§ GIVEN INSTRUCTION
Every line of the material is to be quoted verbatim, minus the pictures.

··· EXTRACTED INFORMATION

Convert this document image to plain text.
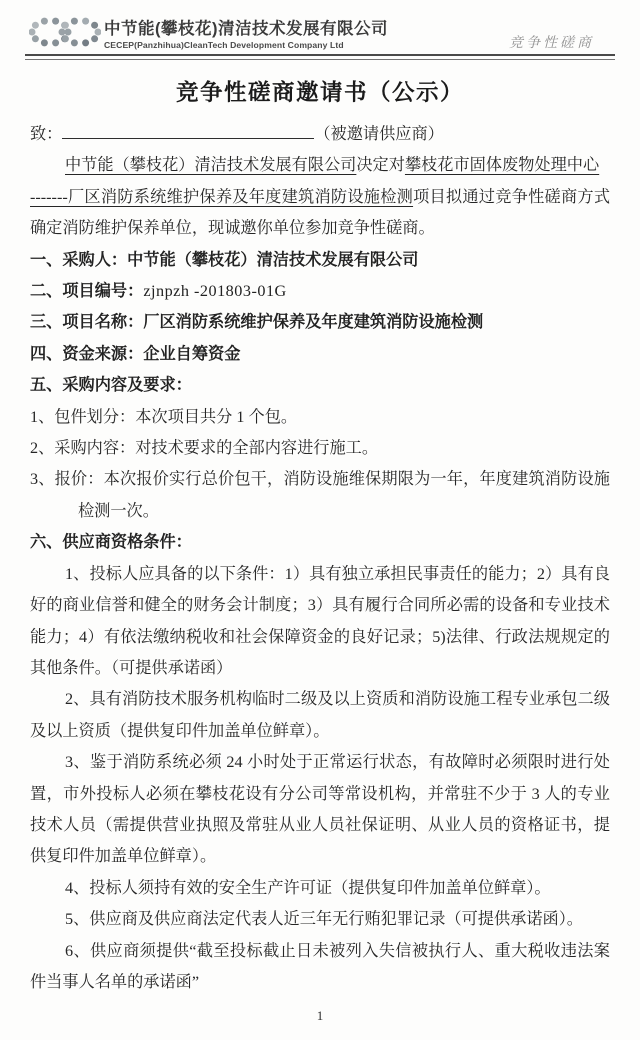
中节能(攀枝花)清洁技术发展有限公司
CECEP(Panzhihua)CleanTech Development Company Ltd	竞争性磋商
竞争性磋商邀请书（公示）

致：	（被邀请供应商）

中节能（攀枝花）清洁技术发展有限公司决定对攀枝花市固体废物处理中心
-------厂区消防系统维护保养及年度建筑消防设施检测项目拟通过竞争性磋商方式确定消防维护保养单位，现诚邀你单位参加竞争性磋商。

一、采购人：中节能（攀枝花）清洁技术发展有限公司

二、项目编号：zjnpzh -201803-01G

三、项目名称：厂区消防系统维护保养及年度建筑消防设施检测

四、资金来源：企业自筹资金

五、采购内容及要求：

1、包件划分：本次项目共分 1 个包。

2、采购内容：对技术要求的全部内容进行施工。

3、报价：本次报价实行总价包干，消防设施维保期限为一年，年度建筑消防设施检测一次。

六、供应商资格条件：

1、投标人应具备的以下条件：1）具有独立承担民事责任的能力；2）具有良好的商业信誉和健全的财务会计制度；3）具有履行合同所必需的设备和专业技术能力；4）有依法缴纳税收和社会保障资金的良好记录；5)法律、行政法规规定的其他条件。（可提供承诺函）

2、具有消防技术服务机构临时二级及以上资质和消防设施工程专业承包二级及以上资质（提供复印件加盖单位鲜章）。

3、鉴于消防系统必须 24 小时处于正常运行状态，有故障时必须限时进行处置，市外投标人必须在攀枝花设有分公司等常设机构，并常驻不少于 3 人的专业技术人员（需提供营业执照及常驻从业人员社保证明、从业人员的资格证书，提供复印件加盖单位鲜章）。

4、投标人须持有效的安全生产许可证（提供复印件加盖单位鲜章）。

5、供应商及供应商法定代表人近三年无行贿犯罪记录（可提供承诺函）。

6、供应商须提供“截至投标截止日未被列入失信被执行人、重大税收违法案件当事人名单的承诺函”

1
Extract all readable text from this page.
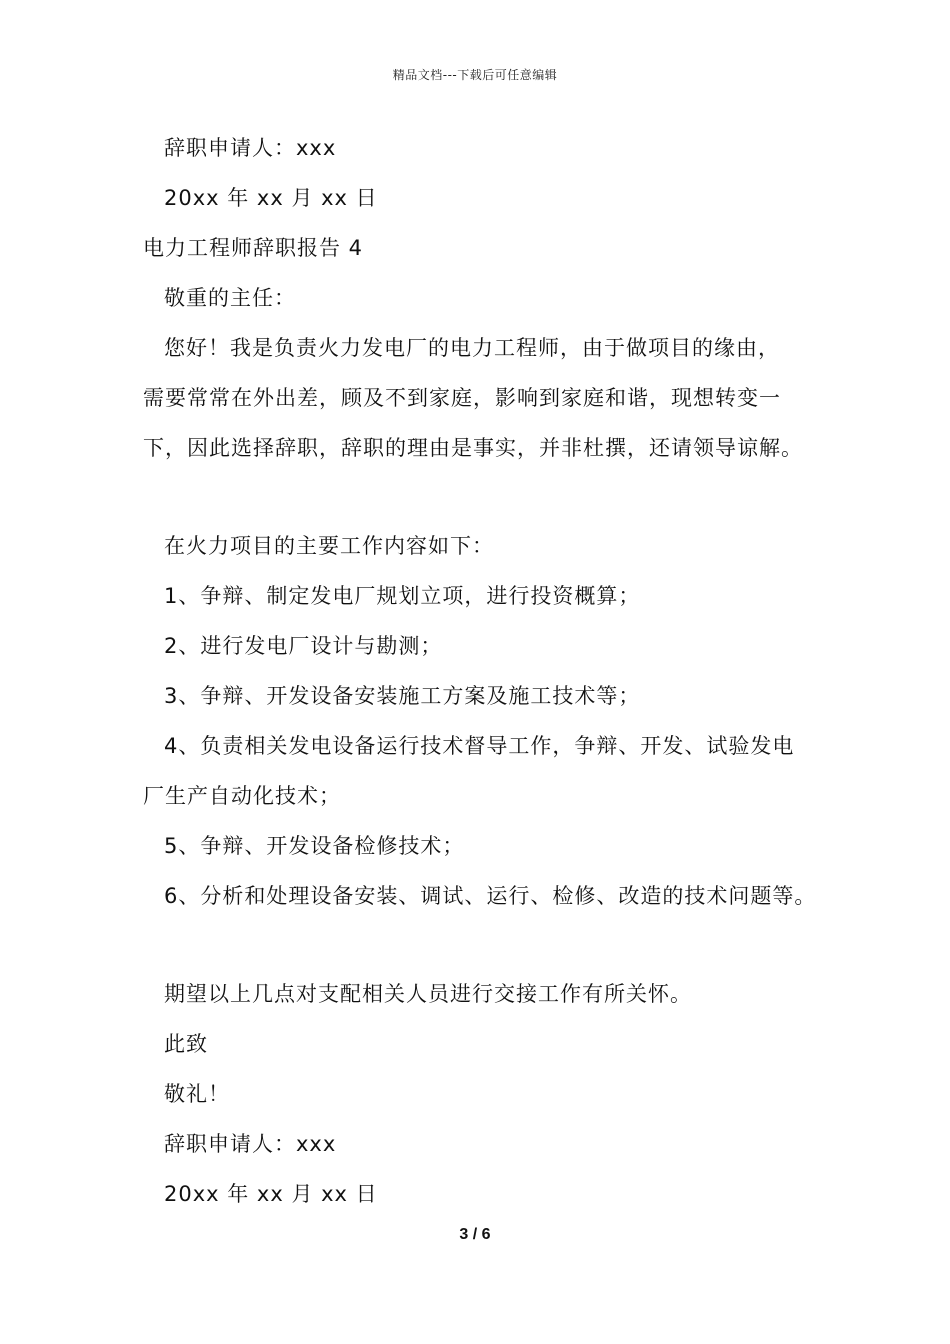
精品文档---下载后可任意编辑
辞职申请人：xxx
20xx 年 xx 月 xx 日
电力工程师辞职报告 4
敬重的主任：
您好！我是负责火力发电厂的电力工程师，由于做项目的缘由，
需要常常在外出差，顾及不到家庭，影响到家庭和谐，现想转变一
下，因此选择辞职，辞职的理由是事实，并非杜撰，还请领导谅解。
在火力项目的主要工作内容如下：
1、争辩、制定发电厂规划立项，进行投资概算；
2、进行发电厂设计与勘测；
3、争辩、开发设备安装施工方案及施工技术等；
4、负责相关发电设备运行技术督导工作，争辩、开发、试验发电
厂生产自动化技术；
5、争辩、开发设备检修技术；
6、分析和处理设备安装、调试、运行、检修、改造的技术问题等。
期望以上几点对支配相关人员进行交接工作有所关怀。
此致
敬礼！
辞职申请人：xxx
20xx 年 xx 月 xx 日
3 / 6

······

§ RIGHT ANSWER
Convert this document image to plain text.
中节能(攀枝花)清洁技术发展有限公司
CECEP(Panzhihua)CleanTech Development Company Ltd	竞争性磋商
竞争性磋商邀请书（公示）

致：	（被邀请供应商）

中节能（攀枝花）清洁技术发展有限公司决定对攀枝花市固体废物处理中心
-------厂区消防系统维护保养及年度建筑消防设施检测项目拟通过竞争性磋商方式确定消防维护保养单位，现诚邀你单位参加竞争性磋商。

一、采购人：中节能（攀枝花）清洁技术发展有限公司

二、项目编号：zjnpzh -201803-01G

三、项目名称：厂区消防系统维护保养及年度建筑消防设施检测

四、资金来源：企业自筹资金

五、采购内容及要求：

1、包件划分：本次项目共分 1 个包。

2、采购内容：对技术要求的全部内容进行施工。

3、报价：本次报价实行总价包干，消防设施维保期限为一年，年度建筑消防设施检测一次。

六、供应商资格条件：

1、投标人应具备的以下条件：1）具有独立承担民事责任的能力；2）具有良好的商业信誉和健全的财务会计制度；3）具有履行合同所必需的设备和专业技术能力；4）有依法缴纳税收和社会保障资金的良好记录；5)法律、行政法规规定的其他条件。（可提供承诺函）

2、具有消防技术服务机构临时二级及以上资质和消防设施工程专业承包二级及以上资质（提供复印件加盖单位鲜章）。

3、鉴于消防系统必须 24 小时处于正常运行状态，有故障时必须限时进行处置，市外投标人必须在攀枝花设有分公司等常设机构，并常驻不少于 3 人的专业技术人员（需提供营业执照及常驻从业人员社保证明、从业人员的资格证书，提供复印件加盖单位鲜章）。

4、投标人须持有效的安全生产许可证（提供复印件加盖单位鲜章）。

5、供应商及供应商法定代表人近三年无行贿犯罪记录（可提供承诺函）。

6、供应商须提供“截至投标截止日未被列入失信被执行人、重大税收违法案件当事人名单的承诺函”

1
Extract all readable text from this page.
精品文档---下载后可任意编辑
辞职申请人：xxx
20xx 年 xx 月 xx 日
电力工程师辞职报告 4
敬重的主任：
您好！我是负责火力发电厂的电力工程师，由于做项目的缘由，
需要常常在外出差，顾及不到家庭，影响到家庭和谐，现想转变一
下，因此选择辞职，辞职的理由是事实，并非杜撰，还请领导谅解。
在火力项目的主要工作内容如下：
1、争辩、制定发电厂规划立项，进行投资概算；
2、进行发电厂设计与勘测；
3、争辩、开发设备安装施工方案及施工技术等；
4、负责相关发电设备运行技术督导工作，争辩、开发、试验发电
厂生产自动化技术；
5、争辩、开发设备检修技术；
6、分析和处理设备安装、调试、运行、检修、改造的技术问题等。
期望以上几点对支配相关人员进行交接工作有所关怀。
此致
敬礼！
辞职申请人：xxx
20xx 年 xx 月 xx 日
3 / 6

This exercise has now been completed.